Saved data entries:

#####

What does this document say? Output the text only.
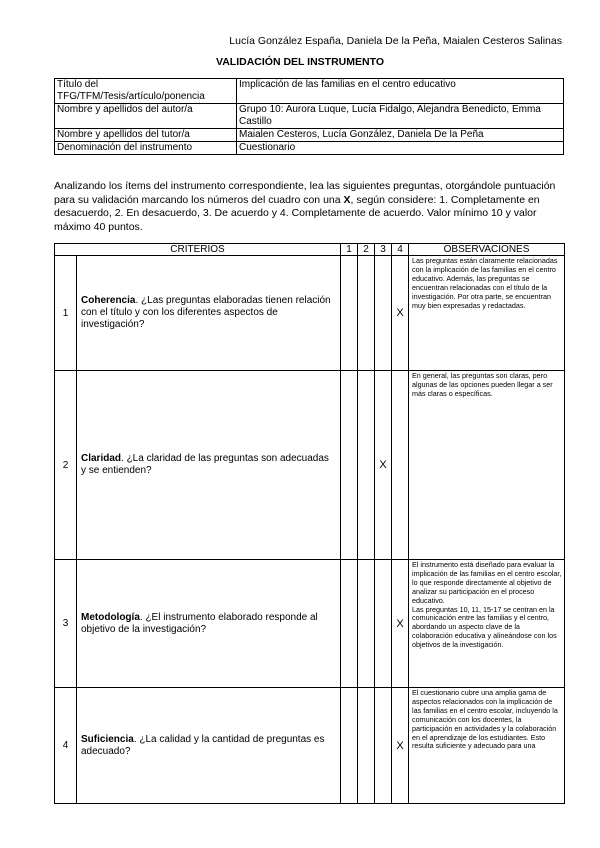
Lucía González España, Daniela De la Peña, Maialen Cesteros Salinas
VALIDACIÓN DEL INSTRUMENTO
Título del TFG/TFM/Tesis/artículo/ponencia	Implicación de las familias en el centro educativo
Nombre y apellidos del autor/a	Grupo 10: Aurora Luque, Lucía Fidalgo, Alejandra Benedicto, Emma Castillo
Nombre y apellidos del tutor/a	Maialen Cesteros, Lucía González, Daniela De la Peña
Denominación del instrumento	Cuestionario
Analizando los ítems del instrumento correspondiente, lea las siguientes preguntas, otorgándole puntuación para su validación marcando los números del cuadro con una X, según considere: 1. Completamente en desacuerdo, 2. En desacuerdo, 3. De acuerdo y 4. Completamente de acuerdo. Valor mínimo 10 y valor máximo 40 puntos.
CRITERIOS		1	2	3	4	OBSERVACIONES
1	Coherencia. ¿Las preguntas elaboradas tienen relación con el título y con los diferentes aspectos de investigación?				X	Las preguntas están claramente relacionadas con la implicación de las familias en el centro educativo. Además, las preguntas se encuentran relacionadas con el título de la investigación. Por otra parte, se encuentran muy bien expresadas y redactadas.
2	Claridad. ¿La claridad de las preguntas son adecuadas y se entienden?			X		En general, las preguntas son claras, pero algunas de las opciones pueden llegar a ser más claras o específicas.
3	Metodología. ¿El instrumento elaborado responde al objetivo de la investigación?				X	El instrumento está diseñado para evaluar la implicación de las familias en el centro escolar, lo que responde directamente al objetivo de analizar su participación en el proceso educativo.
Las preguntas 10, 11, 15-17 se centran en la comunicación entre las familias y el centro, abordando un aspecto clave de la colaboración educativa y alineándose con los objetivos de la investigación.

4	Suficiencia. ¿La calidad y la cantidad de preguntas es adecuado?				X	El cuestionario cubre una amplia gama de aspectos relacionados con la implicación de las familias en el centro escolar, incluyendo la comunicación con los docentes, la participación en actividades y la colaboración en el aprendizaje de los estudiantes. Esto resulta suficiente y adecuado para una
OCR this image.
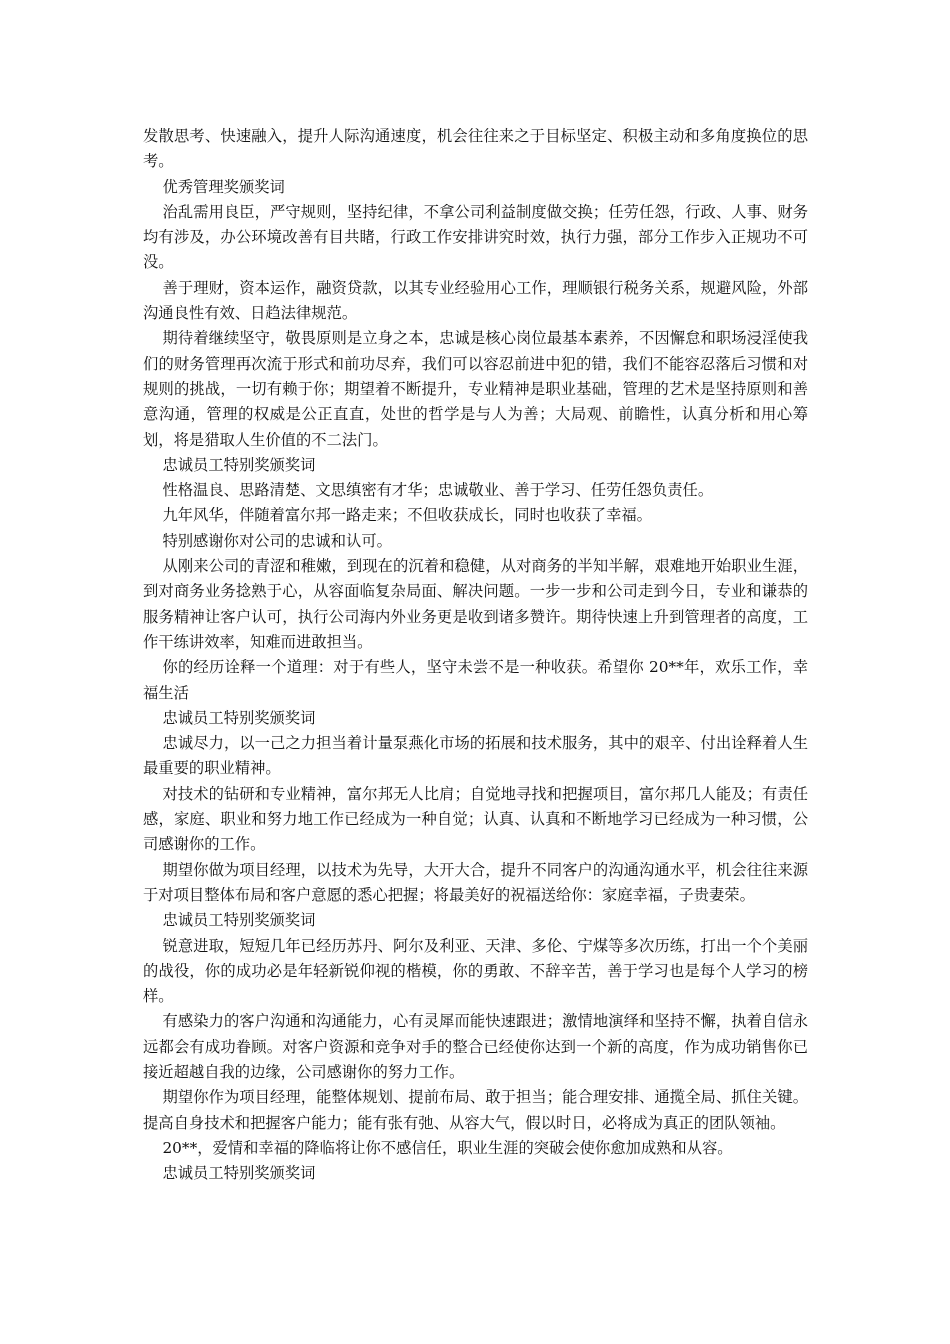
发散思考、快速融入，提升人际沟通速度，机会往往来之于目标坚定、积极主动和多角度换位的思考。

优秀管理奖颁奖词

治乱需用良臣，严守规则，坚持纪律，不拿公司利益制度做交换；任劳任怨，行政、人事、财务均有涉及，办公环境改善有目共睹，行政工作安排讲究时效，执行力强，部分工作步入正规功不可没。

善于理财，资本运作，融资贷款，以其专业经验用心工作，理顺银行税务关系，规避风险，外部沟通良性有效、日趋法律规范。

期待着继续坚守，敬畏原则是立身之本，忠诚是核心岗位最基本素养，不因懈怠和职场浸淫使我们的财务管理再次流于形式和前功尽弃，我们可以容忍前进中犯的错，我们不能容忍落后习惯和对规则的挑战，一切有赖于你；期望着不断提升，专业精神是职业基础，管理的艺术是坚持原则和善意沟通，管理的权威是公正直直，处世的哲学是与人为善；大局观、前瞻性，认真分析和用心筹划，将是猎取人生价值的不二法门。

忠诚员工特别奖颁奖词

性格温良、思路清楚、文思缜密有才华；忠诚敬业、善于学习、任劳任怨负责任。

九年风华，伴随着富尔邦一路走来；不但收获成长，同时也收获了幸福。

特别感谢你对公司的忠诚和认可。

从刚来公司的青涩和稚嫩，到现在的沉着和稳健，从对商务的半知半解，艰难地开始职业生涯，到对商务业务捻熟于心，从容面临复杂局面、解决问题。一步一步和公司走到今日，专业和谦恭的服务精神让客户认可，执行公司海内外业务更是收到诸多赞许。期待快速上升到管理者的高度，工作干练讲效率，知难而进敢担当。

你的经历诠释一个道理：对于有些人，坚守未尝不是一种收获。希望你 20**年，欢乐工作，幸福生活

忠诚员工特别奖颁奖词

忠诚尽力，以一己之力担当着计量泵燕化市场的拓展和技术服务，其中的艰辛、付出诠释着人生最重要的职业精神。

对技术的钻研和专业精神，富尔邦无人比肩；自觉地寻找和把握项目，富尔邦几人能及；有责任感，家庭、职业和努力地工作已经成为一种自觉；认真、认真和不断地学习已经成为一种习惯，公司感谢你的工作。

期望你做为项目经理，以技术为先导，大开大合，提升不同客户的沟通沟通水平，机会往往来源于对项目整体布局和客户意愿的悉心把握；将最美好的祝福送给你：家庭幸福，子贵妻荣。

忠诚员工特别奖颁奖词

锐意进取，短短几年已经历苏丹、阿尔及利亚、天津、多伦、宁煤等多次历练，打出一个个美丽的战役，你的成功必是年轻新锐仰视的楷模，你的勇敢、不辞辛苦，善于学习也是每个人学习的榜样。

有感染力的客户沟通和沟通能力，心有灵犀而能快速跟进；激情地演绎和坚持不懈，执着自信永远都会有成功眷顾。对客户资源和竞争对手的整合已经使你达到一个新的高度，作为成功销售你已接近超越自我的边缘，公司感谢你的努力工作。

期望你作为项目经理，能整体规划、提前布局、敢于担当；能合理安排、通揽全局、抓住关键。提高自身技术和把握客户能力；能有张有弛、从容大气，假以时日，必将成为真正的团队领袖。

20**，爱情和幸福的降临将让你不感信任，职业生涯的突破会使你愈加成熟和从容。

忠诚员工特别奖颁奖词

#####

SHORT TASK: Collect each line holding the string "Daniela".

RESPONSE BELOW:
Lucía González España, Daniela De la Peña, Maialen Cesteros Salinas
Nombre y apellidos del tutor/a	Maialen Cesteros, Lucía González, Daniela De la Peña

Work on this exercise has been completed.